• _Texto fornecido_
####
O nome é “Crechite” porque quando as crianças começam a frequentar a creche elas pegam tudo que começa com “ite”: conjuntivite, otite, amigdalite, sinusite...

Essas doenças ocorrem porque o sistema imunológico da criança ainda está em formação, e as imunoglobulinas responsáveis pela defesa plena do organismo só estarão com a produção total aos 7 anos de idade. Para completar é o que eu falei acima, criança leva tudo à boca e todas as infecções são transmitidas por gotículas. Na creche/escolinha as crianças compartilham vírus/bactérias por isso cada semana um está doente, por um lado é bom porque as crianças vão "adquirindo resistência", o organismo dos pequenos vai aprendendo a combater esses vírus. Mas devemos fica alerta quando a criança tem:  2  ou mais pneumonias no ano; 4 ou mais novas otites no  ano; estomatites de repetição; abcessos de repetição ou ectima; um episódio de infecção sistêmica grave (meningite, osteoartrite, septicemia); infecções intestinais de repetição ou diarreia crônica; asma grave, doença do colágeno ou doença autoimune.
####
• _O que fazer_
Segundo o texto sobre a crechite, com que idade as imunoglobulinas responsáveis pela defesa plena do organismo chegam à produção total?

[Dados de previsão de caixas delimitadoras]
####
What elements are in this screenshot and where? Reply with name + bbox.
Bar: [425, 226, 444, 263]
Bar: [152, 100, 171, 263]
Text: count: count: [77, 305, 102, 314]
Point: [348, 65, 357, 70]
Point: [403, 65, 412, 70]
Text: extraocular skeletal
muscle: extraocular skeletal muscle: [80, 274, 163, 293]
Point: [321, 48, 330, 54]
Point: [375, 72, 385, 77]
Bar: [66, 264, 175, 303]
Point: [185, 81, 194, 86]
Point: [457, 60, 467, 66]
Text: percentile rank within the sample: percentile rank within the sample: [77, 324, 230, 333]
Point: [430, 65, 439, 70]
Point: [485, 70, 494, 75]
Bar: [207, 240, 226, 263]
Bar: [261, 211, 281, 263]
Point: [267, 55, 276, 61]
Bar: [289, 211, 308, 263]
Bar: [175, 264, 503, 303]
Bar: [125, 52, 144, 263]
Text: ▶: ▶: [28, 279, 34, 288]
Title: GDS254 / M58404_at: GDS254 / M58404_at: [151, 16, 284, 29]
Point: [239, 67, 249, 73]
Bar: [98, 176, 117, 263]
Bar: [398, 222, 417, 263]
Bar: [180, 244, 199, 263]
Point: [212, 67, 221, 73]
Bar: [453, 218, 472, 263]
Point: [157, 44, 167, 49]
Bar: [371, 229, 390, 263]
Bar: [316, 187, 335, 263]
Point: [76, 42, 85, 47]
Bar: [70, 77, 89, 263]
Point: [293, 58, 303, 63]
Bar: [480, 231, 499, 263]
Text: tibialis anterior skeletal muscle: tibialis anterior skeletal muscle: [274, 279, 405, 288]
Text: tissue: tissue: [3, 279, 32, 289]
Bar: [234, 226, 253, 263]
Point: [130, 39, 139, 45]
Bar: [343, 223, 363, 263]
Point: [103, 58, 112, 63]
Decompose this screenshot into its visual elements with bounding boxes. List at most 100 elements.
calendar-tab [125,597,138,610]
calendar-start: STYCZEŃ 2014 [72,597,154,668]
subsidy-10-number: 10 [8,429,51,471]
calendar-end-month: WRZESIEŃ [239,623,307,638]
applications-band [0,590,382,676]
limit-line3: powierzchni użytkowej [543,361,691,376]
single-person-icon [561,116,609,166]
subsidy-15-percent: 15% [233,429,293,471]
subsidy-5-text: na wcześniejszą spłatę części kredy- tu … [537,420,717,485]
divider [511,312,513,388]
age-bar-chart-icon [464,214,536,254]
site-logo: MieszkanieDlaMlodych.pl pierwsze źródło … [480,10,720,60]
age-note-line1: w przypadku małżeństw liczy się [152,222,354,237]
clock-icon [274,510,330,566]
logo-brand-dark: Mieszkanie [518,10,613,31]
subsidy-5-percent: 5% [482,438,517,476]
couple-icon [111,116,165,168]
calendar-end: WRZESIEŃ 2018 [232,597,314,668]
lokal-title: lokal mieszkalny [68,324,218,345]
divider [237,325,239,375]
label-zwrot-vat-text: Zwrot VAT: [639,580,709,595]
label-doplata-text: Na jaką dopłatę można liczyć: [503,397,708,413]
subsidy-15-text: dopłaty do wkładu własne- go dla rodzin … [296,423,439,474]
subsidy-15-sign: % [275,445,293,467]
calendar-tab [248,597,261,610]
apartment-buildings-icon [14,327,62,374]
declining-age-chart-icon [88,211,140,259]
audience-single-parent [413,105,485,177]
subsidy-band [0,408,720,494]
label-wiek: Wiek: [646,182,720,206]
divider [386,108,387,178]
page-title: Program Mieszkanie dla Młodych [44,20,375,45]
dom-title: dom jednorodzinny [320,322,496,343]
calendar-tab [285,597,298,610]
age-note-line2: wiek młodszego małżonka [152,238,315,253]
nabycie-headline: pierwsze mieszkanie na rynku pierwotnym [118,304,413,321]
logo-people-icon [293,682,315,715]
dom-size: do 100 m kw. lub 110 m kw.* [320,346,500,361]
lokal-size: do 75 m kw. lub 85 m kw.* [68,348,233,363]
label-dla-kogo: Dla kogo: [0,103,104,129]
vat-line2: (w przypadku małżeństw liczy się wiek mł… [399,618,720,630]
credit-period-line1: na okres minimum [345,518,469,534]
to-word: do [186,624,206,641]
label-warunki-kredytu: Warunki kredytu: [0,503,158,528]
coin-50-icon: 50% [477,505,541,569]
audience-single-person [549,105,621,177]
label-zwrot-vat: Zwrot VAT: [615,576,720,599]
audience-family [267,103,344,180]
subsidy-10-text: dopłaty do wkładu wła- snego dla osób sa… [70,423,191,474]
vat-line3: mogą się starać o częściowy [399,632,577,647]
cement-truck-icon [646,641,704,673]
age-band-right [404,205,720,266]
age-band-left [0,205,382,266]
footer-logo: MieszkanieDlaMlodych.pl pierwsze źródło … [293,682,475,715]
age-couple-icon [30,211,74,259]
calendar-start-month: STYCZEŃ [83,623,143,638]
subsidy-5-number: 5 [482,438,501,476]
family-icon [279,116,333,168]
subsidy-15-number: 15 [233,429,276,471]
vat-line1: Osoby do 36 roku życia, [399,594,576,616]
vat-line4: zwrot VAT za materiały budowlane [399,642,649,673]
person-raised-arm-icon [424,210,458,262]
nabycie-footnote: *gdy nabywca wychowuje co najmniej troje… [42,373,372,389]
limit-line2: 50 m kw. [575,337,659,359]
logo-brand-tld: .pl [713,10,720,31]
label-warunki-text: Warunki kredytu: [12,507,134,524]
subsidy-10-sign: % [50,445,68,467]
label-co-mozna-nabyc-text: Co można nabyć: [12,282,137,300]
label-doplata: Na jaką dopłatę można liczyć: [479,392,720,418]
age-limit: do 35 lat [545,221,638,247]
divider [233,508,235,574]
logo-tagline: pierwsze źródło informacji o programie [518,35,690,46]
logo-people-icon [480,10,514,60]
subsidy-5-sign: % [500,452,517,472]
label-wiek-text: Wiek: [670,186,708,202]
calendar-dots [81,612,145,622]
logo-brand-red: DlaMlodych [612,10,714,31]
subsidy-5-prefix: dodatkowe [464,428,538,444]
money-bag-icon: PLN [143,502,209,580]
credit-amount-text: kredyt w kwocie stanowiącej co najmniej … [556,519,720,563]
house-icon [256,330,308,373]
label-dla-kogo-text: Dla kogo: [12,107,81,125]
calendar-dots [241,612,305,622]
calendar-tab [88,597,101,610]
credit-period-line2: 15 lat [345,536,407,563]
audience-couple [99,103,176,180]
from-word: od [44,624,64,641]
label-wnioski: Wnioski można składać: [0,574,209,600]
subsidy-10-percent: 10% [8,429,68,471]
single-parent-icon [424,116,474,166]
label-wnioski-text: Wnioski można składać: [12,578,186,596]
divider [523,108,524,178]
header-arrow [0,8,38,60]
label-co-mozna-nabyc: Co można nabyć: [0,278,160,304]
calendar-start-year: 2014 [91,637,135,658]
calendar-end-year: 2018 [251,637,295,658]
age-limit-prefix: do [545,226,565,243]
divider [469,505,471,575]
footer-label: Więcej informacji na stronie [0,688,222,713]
####
• _Espaço da resposta_
Aos 7 anos de idade.